Reproduce word for word the part of the explanation of gravity and black holes below, starting with "Now imagine piling" and going on through "called a star.".

Begin Page extract

Imagine a pile of stuff in space. Every bit of stuff has gravity, which pulls every other bit of stuff towards it. If you pile enough stuff, it will all be squished together by gravity and make a ball. The earth is a good example of this.

The earth is a big enough pile of stuff so that a little jostling of the stuff won't make any fly off. For example, when you throw a rock upwards, hit a baseball pop-fly, or a volcano spews rocks into the air, they all fall back down. In fact, there is something called escape velocity, which is how fast you'd have to fire something upwards for it to be able to leave the pile of stuff and not eventually fall back down. The bigger the pile of stuff and the closer you are to it, the faster the escape velocity is. On the surface of the earth, the escape velocity is around 11 km/s. That's way faster than a speeding bullet.

Now imagine piling on more and more stuff. Imagine how squished things in the center of the pile must be getting. The pressure in the center of the earth is very high in human terms, but not high enough to do anything interesting with the stuff (mostly iron at the center of the earth) there. However, if your stuff was hydrogen instead of iron, eventually the very high pressure and high heat resulting for squishing it so much will cause the hydrogen atoms to fuse in to helium. That's called a star.

Our star is a much bigger pile of stuff than the earth, and the escape velocity at its surface is a lot higher than the earth's piddly 11 km/s.

Now keep piling stuff. The center gets more and more squished and therefore smaller, and the escape velocity gets higher and higher. What if you could pile so much stuff that the pile gets so small and squished but also so massive that the escape velocity reaches the speed of light? Since you can't make stuff go faster than the speed of light, there is no way to make it go fast enough to ever leave. That's a black hole. We call it "black" since not even light can escape, so it doesn't radiate light.

End Page extract
Begin Extracted data

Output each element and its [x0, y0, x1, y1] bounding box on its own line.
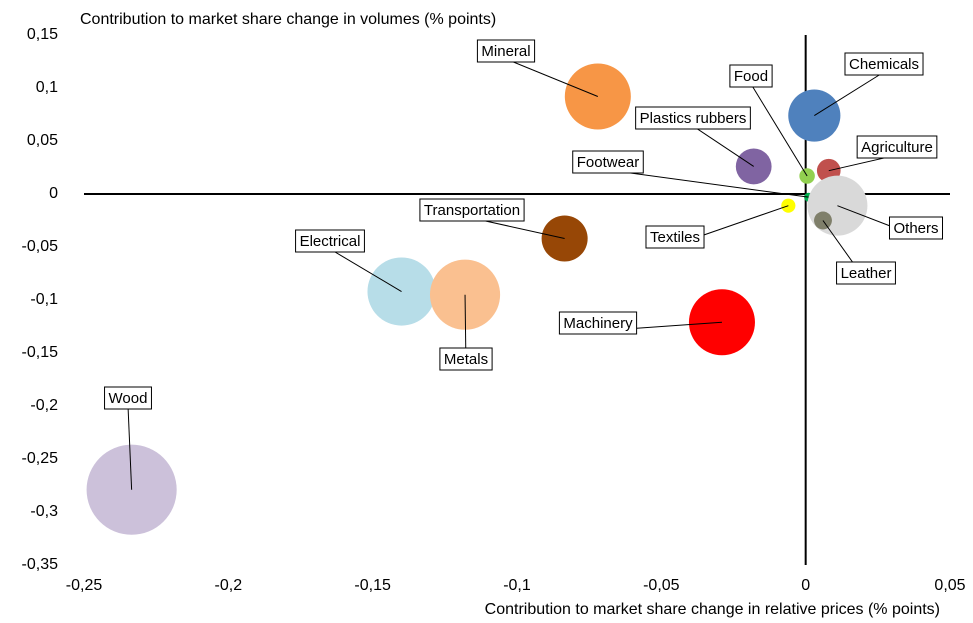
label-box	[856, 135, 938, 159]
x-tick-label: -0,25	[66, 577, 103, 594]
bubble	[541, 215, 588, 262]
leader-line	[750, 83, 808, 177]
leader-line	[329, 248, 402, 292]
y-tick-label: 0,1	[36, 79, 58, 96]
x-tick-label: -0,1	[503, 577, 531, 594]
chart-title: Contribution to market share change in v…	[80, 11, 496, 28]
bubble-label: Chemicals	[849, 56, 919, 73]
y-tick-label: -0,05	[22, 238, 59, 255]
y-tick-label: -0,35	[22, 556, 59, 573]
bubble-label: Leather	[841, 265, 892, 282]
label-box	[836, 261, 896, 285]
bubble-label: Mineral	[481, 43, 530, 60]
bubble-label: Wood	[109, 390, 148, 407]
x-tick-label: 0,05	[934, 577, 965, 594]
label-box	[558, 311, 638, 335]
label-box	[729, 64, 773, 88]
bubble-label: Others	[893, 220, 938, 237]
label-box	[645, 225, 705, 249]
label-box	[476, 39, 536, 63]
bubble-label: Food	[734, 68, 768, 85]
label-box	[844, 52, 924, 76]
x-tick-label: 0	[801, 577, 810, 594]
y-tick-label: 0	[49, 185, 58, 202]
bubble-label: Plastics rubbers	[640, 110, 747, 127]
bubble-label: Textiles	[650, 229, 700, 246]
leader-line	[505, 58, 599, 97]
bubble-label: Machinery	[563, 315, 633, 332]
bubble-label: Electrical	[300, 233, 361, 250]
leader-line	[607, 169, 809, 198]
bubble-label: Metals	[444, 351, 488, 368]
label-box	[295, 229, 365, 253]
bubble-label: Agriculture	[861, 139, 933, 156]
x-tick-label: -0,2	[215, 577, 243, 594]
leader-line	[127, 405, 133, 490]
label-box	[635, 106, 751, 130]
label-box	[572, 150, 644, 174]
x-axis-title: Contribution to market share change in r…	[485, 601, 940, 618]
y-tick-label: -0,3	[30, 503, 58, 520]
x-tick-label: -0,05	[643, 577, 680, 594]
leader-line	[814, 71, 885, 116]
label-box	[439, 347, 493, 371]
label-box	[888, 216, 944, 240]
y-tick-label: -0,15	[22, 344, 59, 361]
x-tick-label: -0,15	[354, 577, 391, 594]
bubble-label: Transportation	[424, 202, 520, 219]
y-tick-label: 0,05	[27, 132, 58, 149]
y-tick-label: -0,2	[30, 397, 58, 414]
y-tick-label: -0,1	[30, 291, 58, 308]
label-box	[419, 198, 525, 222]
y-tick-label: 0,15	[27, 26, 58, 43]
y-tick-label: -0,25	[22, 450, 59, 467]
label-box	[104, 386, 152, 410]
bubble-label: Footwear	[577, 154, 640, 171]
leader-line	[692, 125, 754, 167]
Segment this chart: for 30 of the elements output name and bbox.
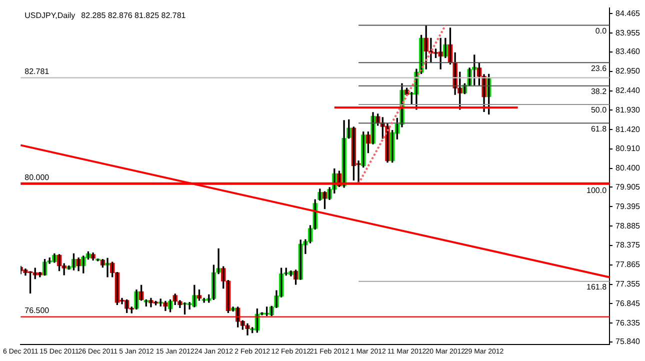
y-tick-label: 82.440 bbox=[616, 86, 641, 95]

End Extracted data

> [Reply to the task]
Now imagine piling on more and more stuff. Imagine how squished things in the center of the pile must be getting. The pressure in the center of the earth is very high in human terms, but not high enough to do anything interesting with the stuff (mostly iron at the center of the earth) there. However, if your stuff was hydrogen instead of iron, eventually the very high pressure and high heat resulting for squishing it so much will cause the hydrogen atoms to fuse in to helium. That's called a star.